(Stored records)
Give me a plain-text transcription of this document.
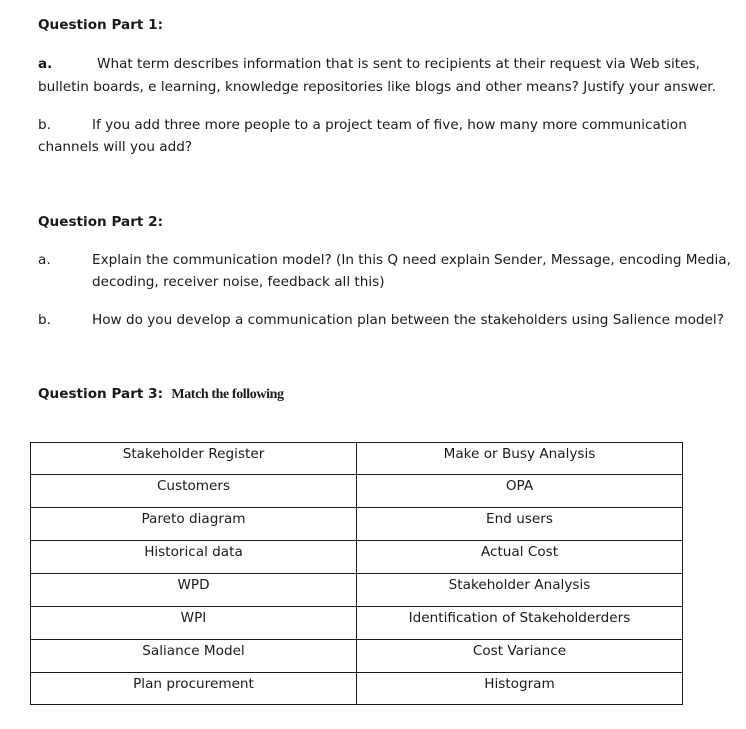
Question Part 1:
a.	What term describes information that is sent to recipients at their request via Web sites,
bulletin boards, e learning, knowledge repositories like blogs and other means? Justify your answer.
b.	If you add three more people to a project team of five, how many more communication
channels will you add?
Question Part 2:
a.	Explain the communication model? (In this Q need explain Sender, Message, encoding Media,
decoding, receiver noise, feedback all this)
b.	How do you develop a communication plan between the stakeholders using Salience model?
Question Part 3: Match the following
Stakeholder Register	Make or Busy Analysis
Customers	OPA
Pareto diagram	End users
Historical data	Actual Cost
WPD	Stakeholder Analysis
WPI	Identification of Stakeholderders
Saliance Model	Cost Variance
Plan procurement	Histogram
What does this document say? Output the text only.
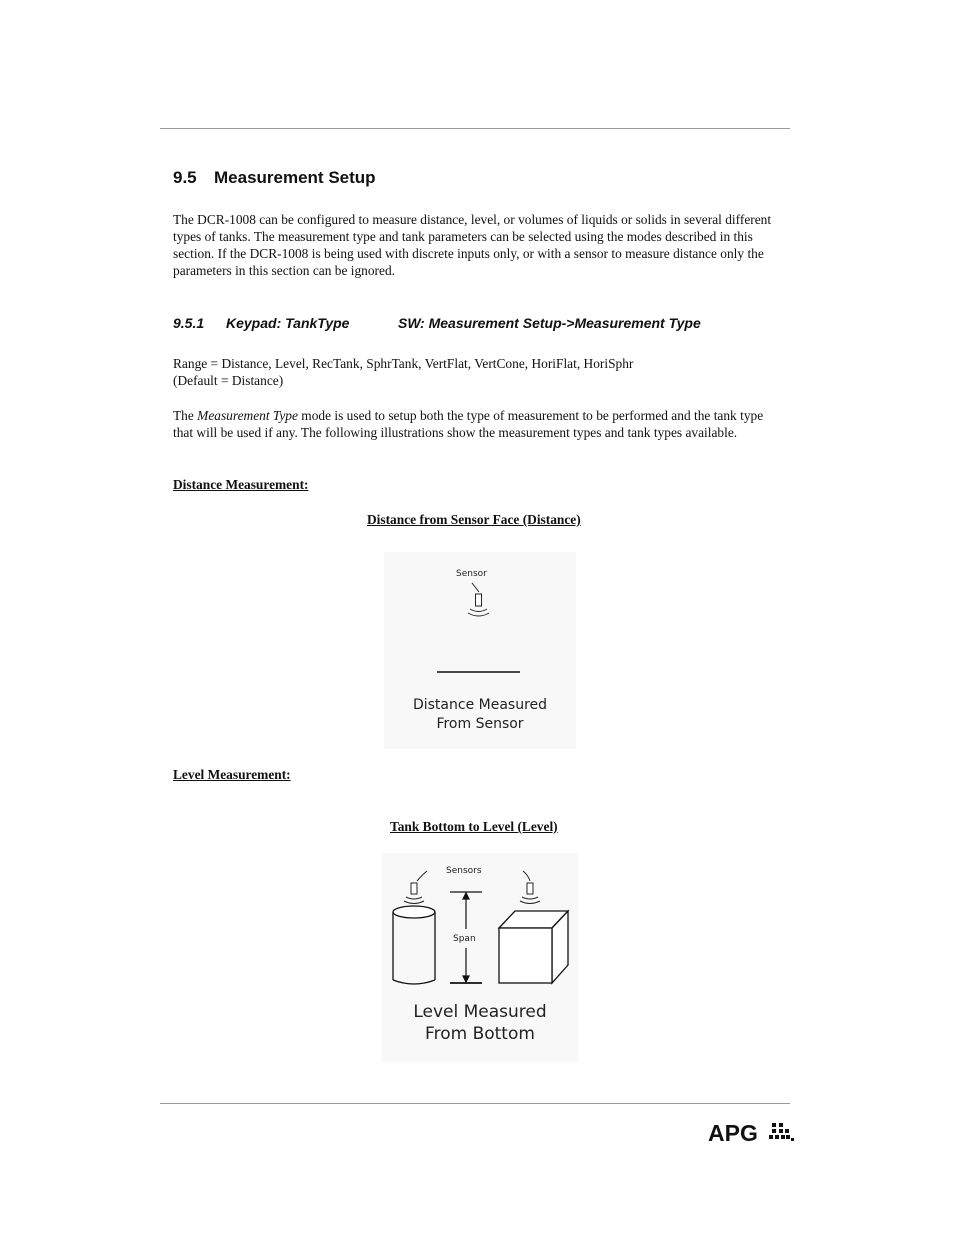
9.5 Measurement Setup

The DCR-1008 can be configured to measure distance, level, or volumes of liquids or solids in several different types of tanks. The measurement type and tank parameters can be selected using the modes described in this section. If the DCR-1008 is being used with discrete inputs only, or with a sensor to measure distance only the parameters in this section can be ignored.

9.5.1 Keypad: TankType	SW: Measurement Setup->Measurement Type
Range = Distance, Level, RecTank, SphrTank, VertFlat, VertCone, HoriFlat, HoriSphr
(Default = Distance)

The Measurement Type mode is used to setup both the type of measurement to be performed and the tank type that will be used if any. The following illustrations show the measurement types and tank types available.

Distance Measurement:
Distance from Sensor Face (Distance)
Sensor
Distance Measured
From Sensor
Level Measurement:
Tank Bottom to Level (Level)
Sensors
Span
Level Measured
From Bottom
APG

▶ _Description of the task_:
With the pictures left out, transcribe the material exactly.

▶ _Response to this task_:
Give me a plain-text transcription of this document.
Question Part 1:
a.	What term describes information that is sent to recipients at their request via Web sites,
bulletin boards, e learning, knowledge repositories like blogs and other means? Justify your answer.
b.	If you add three more people to a project team of five, how many more communication
channels will you add?
Question Part 2:
a.	Explain the communication model? (In this Q need explain Sender, Message, encoding Media,
decoding, receiver noise, feedback all this)
b.	How do you develop a communication plan between the stakeholders using Salience model?
Question Part 3: Match the following
Stakeholder Register	Make or Busy Analysis
Customers	OPA
Pareto diagram	End users
Historical data	Actual Cost
WPD	Stakeholder Analysis
WPI	Identification of Stakeholderders
Saliance Model	Cost Variance
Plan procurement	Histogram
What does this document say? Output the text only.
9.5 Measurement Setup

The DCR-1008 can be configured to measure distance, level, or volumes of liquids or solids in several different types of tanks. The measurement type and tank parameters can be selected using the modes described in this section. If the DCR-1008 is being used with discrete inputs only, or with a sensor to measure distance only the parameters in this section can be ignored.

9.5.1 Keypad: TankType	SW: Measurement Setup->Measurement Type
Range = Distance, Level, RecTank, SphrTank, VertFlat, VertCone, HoriFlat, HoriSphr
(Default = Distance)

The Measurement Type mode is used to setup both the type of measurement to be performed and the tank type that will be used if any. The following illustrations show the measurement types and tank types available.

Distance Measurement:
Distance from Sensor Face (Distance)
Sensor
Distance Measured
From Sensor
Level Measurement:
Tank Bottom to Level (Level)
Sensors
Span
Level Measured
From Bottom
APG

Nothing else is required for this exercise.